## Given exercise
Work through the data line by line, gathering every line that has the word "normal".

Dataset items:
________________________

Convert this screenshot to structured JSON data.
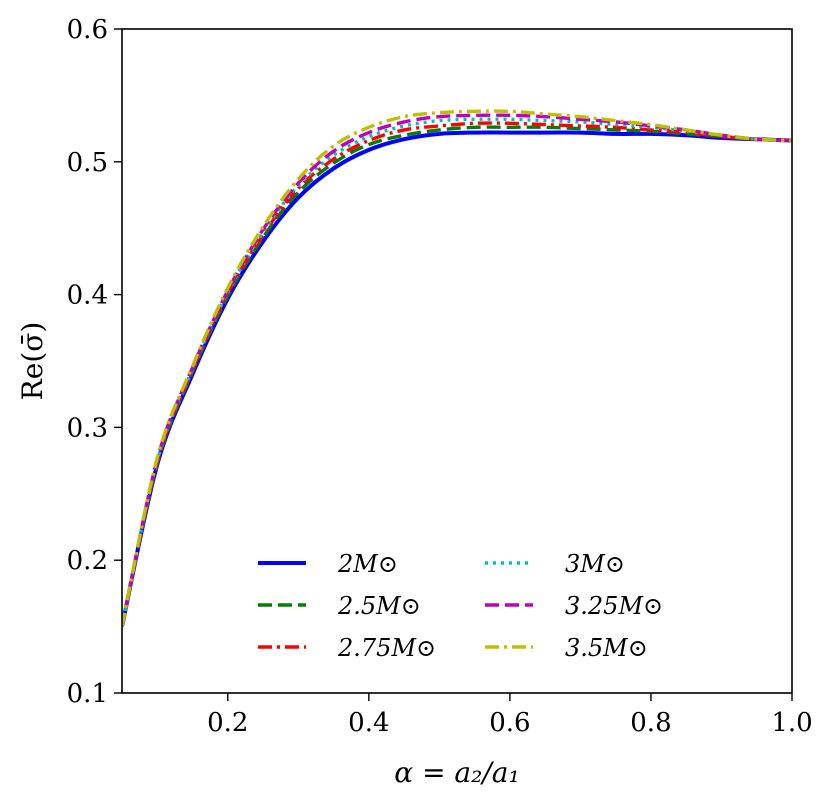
{
  "chart_data": {
    "type": "line",
    "xlabel": "α = a₂/a₁",
    "ylabel": "Re(σ̄)",
    "xlim": [
      0.05,
      1.0
    ],
    "ylim": [
      0.1,
      0.6
    ],
    "xticks": [
      0.2,
      0.4,
      0.6,
      0.8,
      1.0
    ],
    "xtick_labels": [
      "0.2",
      "0.4",
      "0.6",
      "0.8",
      "1.0"
    ],
    "yticks": [
      0.1,
      0.2,
      0.3,
      0.4,
      0.5,
      0.6
    ],
    "ytick_labels": [
      "0.1",
      "0.2",
      "0.3",
      "0.4",
      "0.5",
      "0.6"
    ],
    "grid": false,
    "legend_position": "lower-center",
    "x": [
      0.05,
      0.1,
      0.15,
      0.2,
      0.25,
      0.3,
      0.35,
      0.4,
      0.45,
      0.5,
      0.55,
      0.6,
      0.65,
      0.7,
      0.75,
      0.8,
      0.85,
      0.9,
      0.95,
      1.0
    ],
    "series": [
      {
        "name": "2M⊙",
        "color": "#0000ff",
        "dash": "solid",
        "values": [
          0.15,
          0.272,
          0.34,
          0.397,
          0.44,
          0.473,
          0.495,
          0.509,
          0.517,
          0.521,
          0.522,
          0.522,
          0.522,
          0.522,
          0.521,
          0.521,
          0.52,
          0.518,
          0.517,
          0.516
        ]
      },
      {
        "name": "2.5M⊙",
        "color": "#008000",
        "dash": "dashed",
        "values": [
          0.15,
          0.273,
          0.342,
          0.399,
          0.443,
          0.477,
          0.499,
          0.513,
          0.52,
          0.524,
          0.526,
          0.526,
          0.526,
          0.525,
          0.524,
          0.523,
          0.521,
          0.519,
          0.517,
          0.516
        ]
      },
      {
        "name": "2.75M⊙",
        "color": "#ff0000",
        "dash": "dashdot",
        "values": [
          0.15,
          0.274,
          0.343,
          0.401,
          0.445,
          0.48,
          0.502,
          0.516,
          0.524,
          0.527,
          0.529,
          0.529,
          0.528,
          0.527,
          0.526,
          0.524,
          0.522,
          0.519,
          0.517,
          0.516
        ]
      },
      {
        "name": "3M⊙",
        "color": "#00bfbf",
        "dash": "dotted",
        "values": [
          0.15,
          0.275,
          0.344,
          0.402,
          0.447,
          0.482,
          0.505,
          0.519,
          0.527,
          0.531,
          0.532,
          0.532,
          0.531,
          0.53,
          0.528,
          0.526,
          0.523,
          0.52,
          0.517,
          0.516
        ]
      },
      {
        "name": "3.25M⊙",
        "color": "#bf00bf",
        "dash": "dashed",
        "values": [
          0.15,
          0.276,
          0.345,
          0.403,
          0.449,
          0.484,
          0.508,
          0.522,
          0.53,
          0.534,
          0.535,
          0.535,
          0.534,
          0.532,
          0.53,
          0.527,
          0.524,
          0.52,
          0.517,
          0.516
        ]
      },
      {
        "name": "3.5M⊙",
        "color": "#bfbf00",
        "dash": "dashdot",
        "values": [
          0.15,
          0.277,
          0.346,
          0.405,
          0.451,
          0.487,
          0.512,
          0.526,
          0.534,
          0.537,
          0.538,
          0.538,
          0.536,
          0.534,
          0.531,
          0.528,
          0.524,
          0.52,
          0.517,
          0.516
        ]
      }
    ]
  }
}
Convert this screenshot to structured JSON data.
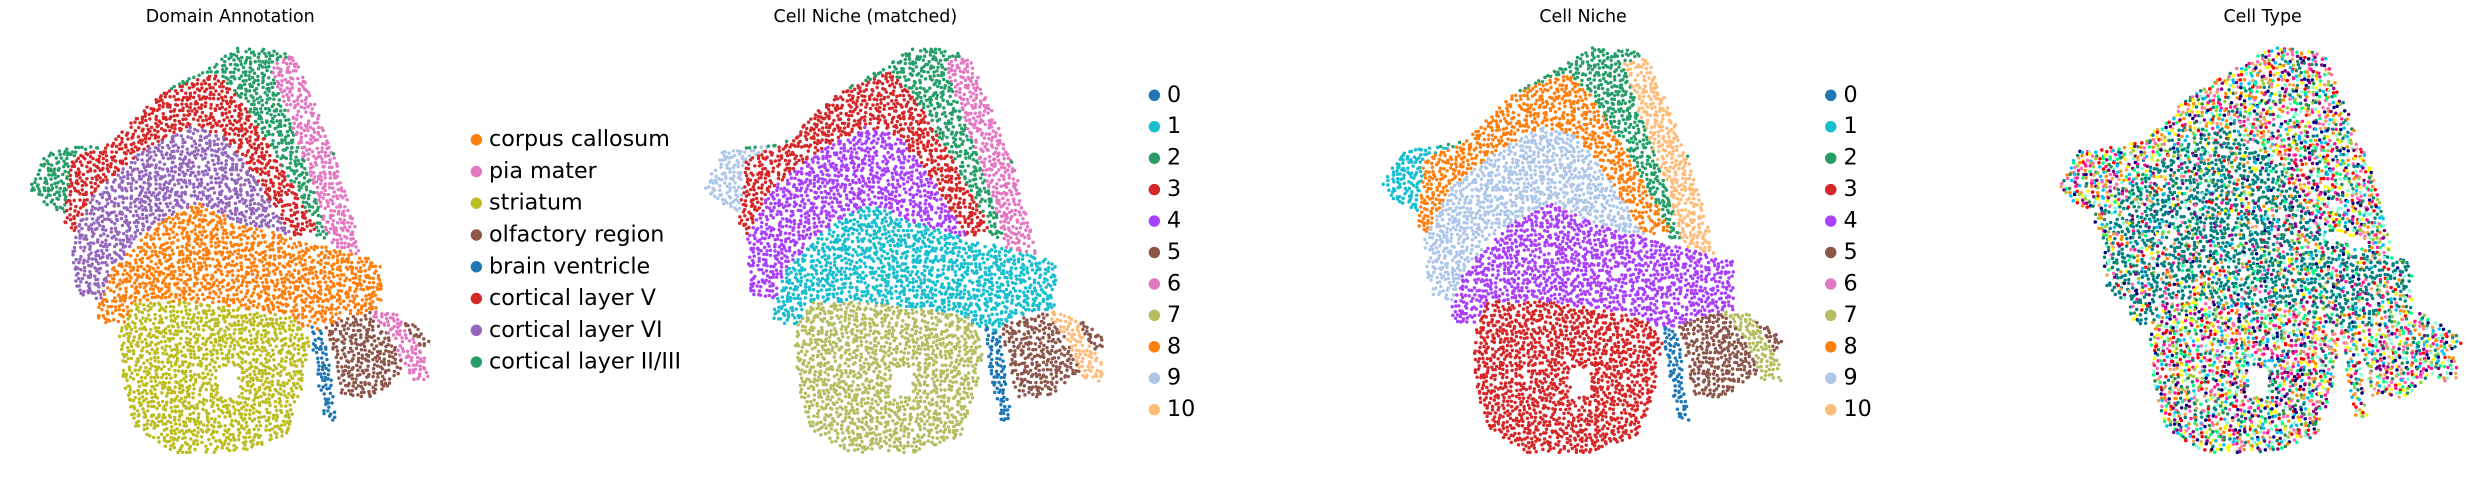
{
  "chart_data": [
    {
      "type": "spatial",
      "title": "Domain Annotation",
      "legend": [
        {
          "name": "corpus callosum",
          "color": "#ff7f0e"
        },
        {
          "name": "pia mater",
          "color": "#e377c2"
        },
        {
          "name": "striatum",
          "color": "#bcbd22"
        },
        {
          "name": "olfactory region",
          "color": "#8c564b"
        },
        {
          "name": "brain ventricle",
          "color": "#1f77b4"
        },
        {
          "name": "cortical layer V",
          "color": "#d62728"
        },
        {
          "name": "cortical layer VI",
          "color": "#9467bd"
        },
        {
          "name": "cortical layer II/III",
          "color": "#279e68"
        }
      ]
    },
    {
      "type": "spatial",
      "title": "Cell Niche (matched)",
      "legend": [
        {
          "name": "0",
          "color": "#1f77b4"
        },
        {
          "name": "1",
          "color": "#17becf"
        },
        {
          "name": "2",
          "color": "#279e68"
        },
        {
          "name": "3",
          "color": "#d62728"
        },
        {
          "name": "4",
          "color": "#aa40fc"
        },
        {
          "name": "5",
          "color": "#8c564b"
        },
        {
          "name": "6",
          "color": "#e377c2"
        },
        {
          "name": "7",
          "color": "#b5bd61"
        },
        {
          "name": "8",
          "color": "#ff7f0e"
        },
        {
          "name": "9",
          "color": "#aec7e8"
        },
        {
          "name": "10",
          "color": "#ffbb78"
        }
      ]
    },
    {
      "type": "spatial",
      "title": "Cell Niche",
      "legend": [
        {
          "name": "0",
          "color": "#1f77b4"
        },
        {
          "name": "1",
          "color": "#17becf"
        },
        {
          "name": "2",
          "color": "#279e68"
        },
        {
          "name": "3",
          "color": "#d62728"
        },
        {
          "name": "4",
          "color": "#aa40fc"
        },
        {
          "name": "5",
          "color": "#8c564b"
        },
        {
          "name": "6",
          "color": "#e377c2"
        },
        {
          "name": "7",
          "color": "#b5bd61"
        },
        {
          "name": "8",
          "color": "#ff7f0e"
        },
        {
          "name": "9",
          "color": "#aec7e8"
        },
        {
          "name": "10",
          "color": "#ffbb78"
        }
      ]
    },
    {
      "type": "spatial",
      "title": "Cell Type",
      "colors": [
        "#008080",
        "#ff1493",
        "#ffff00",
        "#000080",
        "#00ff7f",
        "#ff8c00",
        "#800080",
        "#ff69b4",
        "#7fffd4",
        "#00bfff",
        "#ff0000",
        "#2e8b57",
        "#f4a460",
        "#9acd32"
      ]
    }
  ]
}
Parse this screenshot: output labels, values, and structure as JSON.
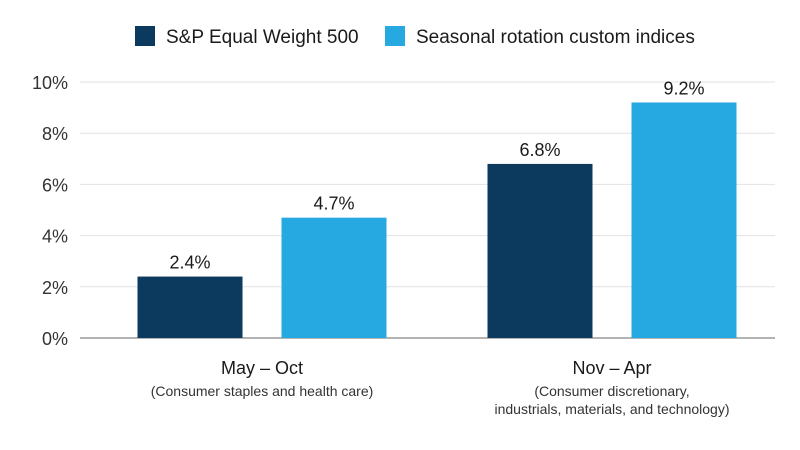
{
  "chart_data": {
    "type": "bar",
    "categories": [
      "May – Oct",
      "Nov – Apr"
    ],
    "category_sublabels": [
      [
        "(Consumer staples and health care)"
      ],
      [
        "(Consumer discretionary,",
        "industrials, materials, and technology)"
      ]
    ],
    "series": [
      {
        "name": "S&P Equal Weight 500",
        "color": "#0b3a5e",
        "values": [
          2.4,
          6.8
        ],
        "value_labels": [
          "2.4%",
          "6.8%"
        ]
      },
      {
        "name": "Seasonal rotation custom indices",
        "color": "#25a9e0",
        "values": [
          4.7,
          9.2
        ],
        "value_labels": [
          "4.7%",
          "9.2%"
        ]
      }
    ],
    "ylim": [
      0,
      10
    ],
    "yticks": [
      0,
      2,
      4,
      6,
      8,
      10
    ],
    "ytick_labels": [
      "0%",
      "2%",
      "4%",
      "6%",
      "8%",
      "10%"
    ],
    "grid": true,
    "legend_position": "top-center"
  }
}
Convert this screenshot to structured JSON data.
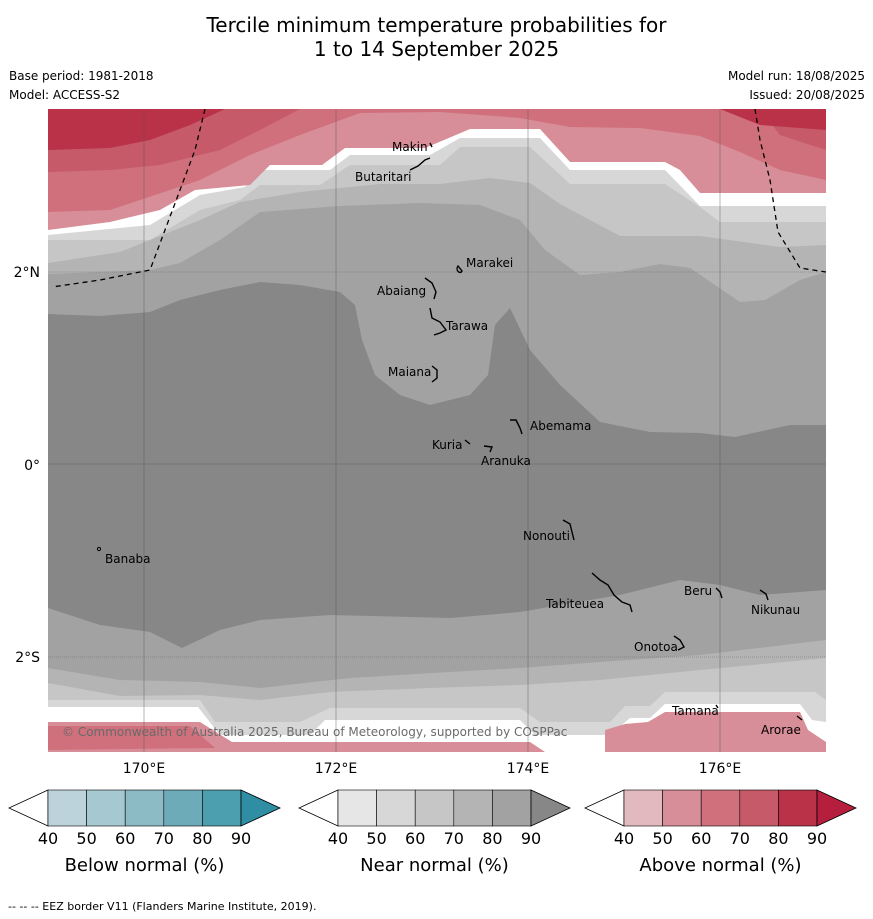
{
  "title_line1": "Tercile minimum temperature probabilities for",
  "title_line2": "1 to 14 September 2025",
  "base_period": "Base period: 1981-2018",
  "model": "Model: ACCESS-S2",
  "model_run": "Model run: 18/08/2025",
  "issued": "Issued: 20/08/2025",
  "copyright": "© Commonwealth of Australia 2025, Bureau of Meteorology, supported by COSPPac",
  "footer": "--  --  -- EEZ border V11 (Flanders Marine Institute, 2019).",
  "map": {
    "lon_labels": [
      "170°E",
      "172°E",
      "174°E",
      "176°E"
    ],
    "lat_labels": [
      "2°N",
      "0°",
      "2°S"
    ],
    "places": [
      {
        "name": "Makin"
      },
      {
        "name": "Butaritari"
      },
      {
        "name": "Marakei"
      },
      {
        "name": "Abaiang"
      },
      {
        "name": "Tarawa"
      },
      {
        "name": "Maiana"
      },
      {
        "name": "Abemama"
      },
      {
        "name": "Kuria"
      },
      {
        "name": "Aranuka"
      },
      {
        "name": "Nonouti"
      },
      {
        "name": "Banaba"
      },
      {
        "name": "Beru"
      },
      {
        "name": "Tabiteuea"
      },
      {
        "name": "Nikunau"
      },
      {
        "name": "Onotoa"
      },
      {
        "name": "Tamana"
      },
      {
        "name": "Arorae"
      }
    ]
  },
  "colorbars": [
    {
      "label": "Below normal (%)",
      "ticks": [
        "40",
        "50",
        "60",
        "70",
        "80",
        "90"
      ],
      "colors": [
        "#bdd3db",
        "#a6c8d1",
        "#8cbac5",
        "#6eabb8",
        "#4b9fae",
        "#2f8ea3"
      ]
    },
    {
      "label": "Near normal (%)",
      "ticks": [
        "40",
        "50",
        "60",
        "70",
        "80",
        "90"
      ],
      "colors": [
        "#e6e6e6",
        "#d7d7d7",
        "#c6c6c6",
        "#b4b4b4",
        "#a2a2a2",
        "#878787"
      ]
    },
    {
      "label": "Above normal (%)",
      "ticks": [
        "40",
        "50",
        "60",
        "70",
        "80",
        "90"
      ],
      "colors": [
        "#e3b9c0",
        "#d88e98",
        "#cf707c",
        "#c65a68",
        "#b93248",
        "#b51e3c"
      ]
    }
  ]
}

________________________

## Exercise output
      "label": "Below normal (%)",
      "label": "Near normal (%)",
      "label": "Above normal (%)",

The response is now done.